What this task involves => Convert every line of the data below into one numbered list, leaving out all blank lines.

(Entries drawn from a dataset)
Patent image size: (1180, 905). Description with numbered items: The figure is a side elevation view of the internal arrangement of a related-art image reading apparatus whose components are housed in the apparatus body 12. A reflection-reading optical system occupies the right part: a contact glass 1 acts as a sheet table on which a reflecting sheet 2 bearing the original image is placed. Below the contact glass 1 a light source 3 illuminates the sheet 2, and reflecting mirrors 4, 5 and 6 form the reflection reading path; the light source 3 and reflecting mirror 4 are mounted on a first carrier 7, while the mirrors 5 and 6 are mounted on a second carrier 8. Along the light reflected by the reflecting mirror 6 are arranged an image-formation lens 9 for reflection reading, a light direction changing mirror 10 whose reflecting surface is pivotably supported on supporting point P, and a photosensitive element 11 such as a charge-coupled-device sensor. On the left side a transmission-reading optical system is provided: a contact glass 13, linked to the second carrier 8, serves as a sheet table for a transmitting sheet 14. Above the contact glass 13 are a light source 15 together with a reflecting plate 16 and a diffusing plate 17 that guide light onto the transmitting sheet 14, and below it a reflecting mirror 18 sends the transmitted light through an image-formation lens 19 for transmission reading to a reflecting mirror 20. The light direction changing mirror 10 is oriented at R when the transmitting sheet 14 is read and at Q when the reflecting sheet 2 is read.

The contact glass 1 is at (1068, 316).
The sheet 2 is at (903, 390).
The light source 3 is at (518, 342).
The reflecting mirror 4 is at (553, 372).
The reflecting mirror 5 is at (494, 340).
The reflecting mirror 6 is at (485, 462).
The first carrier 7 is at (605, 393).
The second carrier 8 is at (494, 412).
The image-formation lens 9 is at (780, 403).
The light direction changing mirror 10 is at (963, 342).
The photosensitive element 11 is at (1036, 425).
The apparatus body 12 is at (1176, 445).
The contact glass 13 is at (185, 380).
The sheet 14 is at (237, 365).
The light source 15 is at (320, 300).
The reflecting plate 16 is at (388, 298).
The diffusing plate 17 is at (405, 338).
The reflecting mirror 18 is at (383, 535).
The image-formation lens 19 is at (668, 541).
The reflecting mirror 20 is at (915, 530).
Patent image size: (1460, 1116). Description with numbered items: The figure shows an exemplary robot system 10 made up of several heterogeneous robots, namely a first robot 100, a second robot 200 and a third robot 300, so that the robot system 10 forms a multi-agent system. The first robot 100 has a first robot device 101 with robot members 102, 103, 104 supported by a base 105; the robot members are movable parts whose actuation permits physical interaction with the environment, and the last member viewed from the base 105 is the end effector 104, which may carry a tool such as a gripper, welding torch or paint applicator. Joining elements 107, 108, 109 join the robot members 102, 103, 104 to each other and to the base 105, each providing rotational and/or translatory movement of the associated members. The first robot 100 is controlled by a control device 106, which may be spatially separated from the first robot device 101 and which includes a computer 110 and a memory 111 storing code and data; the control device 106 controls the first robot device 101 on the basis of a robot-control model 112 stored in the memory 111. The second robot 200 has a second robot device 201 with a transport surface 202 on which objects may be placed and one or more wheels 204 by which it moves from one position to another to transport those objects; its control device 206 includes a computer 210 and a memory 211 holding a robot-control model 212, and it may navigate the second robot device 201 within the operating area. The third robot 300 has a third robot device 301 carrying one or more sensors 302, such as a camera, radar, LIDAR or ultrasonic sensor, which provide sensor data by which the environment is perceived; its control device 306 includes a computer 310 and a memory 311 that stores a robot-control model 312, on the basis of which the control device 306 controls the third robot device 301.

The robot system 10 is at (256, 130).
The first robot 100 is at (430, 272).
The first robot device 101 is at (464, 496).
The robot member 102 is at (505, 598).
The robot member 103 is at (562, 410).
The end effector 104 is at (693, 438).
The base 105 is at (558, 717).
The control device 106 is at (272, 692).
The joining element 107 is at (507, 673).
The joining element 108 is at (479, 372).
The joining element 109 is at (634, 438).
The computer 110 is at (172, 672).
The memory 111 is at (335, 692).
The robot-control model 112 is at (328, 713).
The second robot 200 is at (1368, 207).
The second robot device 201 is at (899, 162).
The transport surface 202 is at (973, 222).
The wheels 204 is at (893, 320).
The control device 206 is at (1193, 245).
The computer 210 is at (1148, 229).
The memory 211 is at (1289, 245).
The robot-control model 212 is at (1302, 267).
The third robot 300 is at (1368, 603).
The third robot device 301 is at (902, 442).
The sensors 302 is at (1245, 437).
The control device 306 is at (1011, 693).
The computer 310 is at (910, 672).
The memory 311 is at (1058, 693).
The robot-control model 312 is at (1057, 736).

Expected answer =>
1. Patent image size: (1180, 905). Description with numbered items: The figure is a side elevation view of the internal arrangement of a related-art image reading apparatus whose components are housed in the apparatus body 12. A reflection-reading optical system occupies the right part: a contact glass 1 acts as a sheet table on which a reflecting sheet 2 bearing the original image is placed. Below the contact glass 1 a light source 3 illuminates the sheet 2, and reflecting mirrors 4, 5 and 6 form the reflection reading path; the light source 3 and reflecting mirror 4 are mounted on a first carrier 7, while the mirrors 5 and 6 are mounted on a second carrier 8. Along the light reflected by the reflecting mirror 6 are arranged an image-formation lens 9 for reflection reading, a light direction changing mirror 10 whose reflecting surface is pivotably supported on supporting point P, and a photosensitive element 11 such as a charge-coupled-device sensor. On the left side a transmission-reading optical system is provided: a contact glass 13, linked to the second carrier 8, serves as a sheet table for a transmitting sheet 14. Above the contact glass 13 are a light source 15 together with a reflecting plate 16 and a diffusing plate 17 that guide light onto the transmitting sheet 14, and below it a reflecting mirror 18 sends the transmitted light through an image-formation lens 19 for transmission reading to a reflecting mirror 20. The light direction changing mirror 10 is oriented at R when the transmitting sheet 14 is read and at Q when the reflecting sheet 2 is read.
2. The contact glass 1 is at (1068, 316).
3. The sheet 2 is at (903, 390).
4. The light source 3 is at (518, 342).
5. The reflecting mirror 4 is at (553, 372).
6. The reflecting mirror 5 is at (494, 340).
7. The reflecting mirror 6 is at (485, 462).
8. The first carrier 7 is at (605, 393).
9. The second carrier 8 is at (494, 412).
10. The image-formation lens 9 is at (780, 403).
11. The light direction changing mirror 10 is at (963, 342).
12. The photosensitive element 11 is at (1036, 425).
13. The apparatus body 12 is at (1176, 445).
14. The contact glass 13 is at (185, 380).
15. The sheet 14 is at (237, 365).
16. The light source 15 is at (320, 300).
17. The reflecting plate 16 is at (388, 298).
18. The diffusing plate 17 is at (405, 338).
19. The reflecting mirror 18 is at (383, 535).
20. The image-formation lens 19 is at (668, 541).
21. The reflecting mirror 20 is at (915, 530).
22. Patent image size: (1460, 1116). Description with numbered items: The figure shows an exemplary robot system 10 made up of several heterogeneous robots, namely a first robot 100, a second robot 200 and a third robot 300, so that the robot system 10 forms a multi-agent system. The first robot 100 has a first robot device 101 with robot members 102, 103, 104 supported by a base 105; the robot members are movable parts whose actuation permits physical interaction with the environment, and the last member viewed from the base 105 is the end effector 104, which may carry a tool such as a gripper, welding torch or paint applicator. Joining elements 107, 108, 109 join the robot members 102, 103, 104 to each other and to the base 105, each providing rotational and/or translatory movement of the associated members. The first robot 100 is controlled by a control device 106, which may be spatially separated from the first robot device 101 and which includes a computer 110 and a memory 111 storing code and data; the control device 106 controls the first robot device 101 on the basis of a robot-control model 112 stored in the memory 111. The second robot 200 has a second robot device 201 with a transport surface 202 on which objects may be placed and one or more wheels 204 by which it moves from one position to another to transport those objects; its control device 206 includes a computer 210 and a memory 211 holding a robot-control model 212, and it may navigate the second robot device 201 within the operating area. The third robot 300 has a third robot device 301 carrying one or more sensors 302, such as a camera, radar, LIDAR or ultrasonic sensor, which provide sensor data by which the environment is perceived; its control device 306 includes a computer 310 and a memory 311 that stores a robot-control model 312, on the basis of which the control device 306 controls the third robot device 301.
23. The robot system 10 is at (256, 130).
24. The first robot 100 is at (430, 272).
25. The first robot device 101 is at (464, 496).
26. The robot member 102 is at (505, 598).
27. The robot member 103 is at (562, 410).
28. The end effector 104 is at (693, 438).
29. The base 105 is at (558, 717).
30. The control device 106 is at (272, 692).
31. The joining element 107 is at (507, 673).
32. The joining element 108 is at (479, 372).
33. The joining element 109 is at (634, 438).
34. The computer 110 is at (172, 672).
35. The memory 111 is at (335, 692).
36. The robot-control model 112 is at (328, 713).
37. The second robot 200 is at (1368, 207).
38. The second robot device 201 is at (899, 162).
39. The transport surface 202 is at (973, 222).
40. The wheels 204 is at (893, 320).
41. The control device 206 is at (1193, 245).
42. The computer 210 is at (1148, 229).
43. The memory 211 is at (1289, 245).
44. The robot-control model 212 is at (1302, 267).
45. The third robot 300 is at (1368, 603).
46. The third robot device 301 is at (902, 442).
47. The sensors 302 is at (1245, 437).
48. The control device 306 is at (1011, 693).
49. The computer 310 is at (910, 672).
50. The memory 311 is at (1058, 693).
51. The robot-control model 312 is at (1057, 736).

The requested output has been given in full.